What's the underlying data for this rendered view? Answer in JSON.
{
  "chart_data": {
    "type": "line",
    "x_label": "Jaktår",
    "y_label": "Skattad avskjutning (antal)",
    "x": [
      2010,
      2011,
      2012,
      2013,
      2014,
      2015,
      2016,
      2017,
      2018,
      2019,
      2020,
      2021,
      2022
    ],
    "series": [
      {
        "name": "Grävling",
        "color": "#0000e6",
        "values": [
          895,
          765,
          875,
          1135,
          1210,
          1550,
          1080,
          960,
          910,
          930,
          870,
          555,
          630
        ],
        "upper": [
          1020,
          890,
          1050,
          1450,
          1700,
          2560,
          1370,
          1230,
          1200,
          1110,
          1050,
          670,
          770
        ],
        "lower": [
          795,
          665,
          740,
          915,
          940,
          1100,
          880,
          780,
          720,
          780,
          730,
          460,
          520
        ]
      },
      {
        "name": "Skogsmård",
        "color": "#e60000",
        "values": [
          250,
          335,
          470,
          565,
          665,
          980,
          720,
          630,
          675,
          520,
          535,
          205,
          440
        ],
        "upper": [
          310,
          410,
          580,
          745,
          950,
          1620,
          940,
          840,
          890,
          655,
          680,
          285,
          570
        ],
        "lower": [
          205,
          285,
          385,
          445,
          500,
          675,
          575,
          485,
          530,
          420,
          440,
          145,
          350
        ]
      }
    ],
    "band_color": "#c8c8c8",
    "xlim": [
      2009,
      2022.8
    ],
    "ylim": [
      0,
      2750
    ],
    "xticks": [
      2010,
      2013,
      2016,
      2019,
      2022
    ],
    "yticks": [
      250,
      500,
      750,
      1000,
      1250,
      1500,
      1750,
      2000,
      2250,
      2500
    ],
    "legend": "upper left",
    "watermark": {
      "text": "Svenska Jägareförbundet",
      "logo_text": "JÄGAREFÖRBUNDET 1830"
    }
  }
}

========

### PROBLEM
Return all the data above once more, precisely as given.

### EXPECTED ANSWER
What's the underlying data for this rendered view? Answer in JSON.
{
  "chart_data": {
    "type": "line",
    "x_label": "Jaktår",
    "y_label": "Skattad avskjutning (antal)",
    "x": [
      2010,
      2011,
      2012,
      2013,
      2014,
      2015,
      2016,
      2017,
      2018,
      2019,
      2020,
      2021,
      2022
    ],
    "series": [
      {
        "name": "Grävling",
        "color": "#0000e6",
        "values": [
          895,
          765,
          875,
          1135,
          1210,
          1550,
          1080,
          960,
          910,
          930,
          870,
          555,
          630
        ],
        "upper": [
          1020,
          890,
          1050,
          1450,
          1700,
          2560,
          1370,
          1230,
          1200,
          1110,
          1050,
          670,
          770
        ],
        "lower": [
          795,
          665,
          740,
          915,
          940,
          1100,
          880,
          780,
          720,
          780,
          730,
          460,
          520
        ]
      },
      {
        "name": "Skogsmård",
        "color": "#e60000",
        "values": [
          250,
          335,
          470,
          565,
          665,
          980,
          720,
          630,
          675,
          520,
          535,
          205,
          440
        ],
        "upper": [
          310,
          410,
          580,
          745,
          950,
          1620,
          940,
          840,
          890,
          655,
          680,
          285,
          570
        ],
        "lower": [
          205,
          285,
          385,
          445,
          500,
          675,
          575,
          485,
          530,
          420,
          440,
          145,
          350
        ]
      }
    ],
    "band_color": "#c8c8c8",
    "xlim": [
      2009,
      2022.8
    ],
    "ylim": [
      0,
      2750
    ],
    "xticks": [
      2010,
      2013,
      2016,
      2019,
      2022
    ],
    "yticks": [
      250,
      500,
      750,
      1000,
      1250,
      1500,
      1750,
      2000,
      2250,
      2500
    ],
    "legend": "upper left",
    "watermark": {
      "text": "Svenska Jägareförbundet",
      "logo_text": "JÄGAREFÖRBUNDET 1830"
    }
  }
}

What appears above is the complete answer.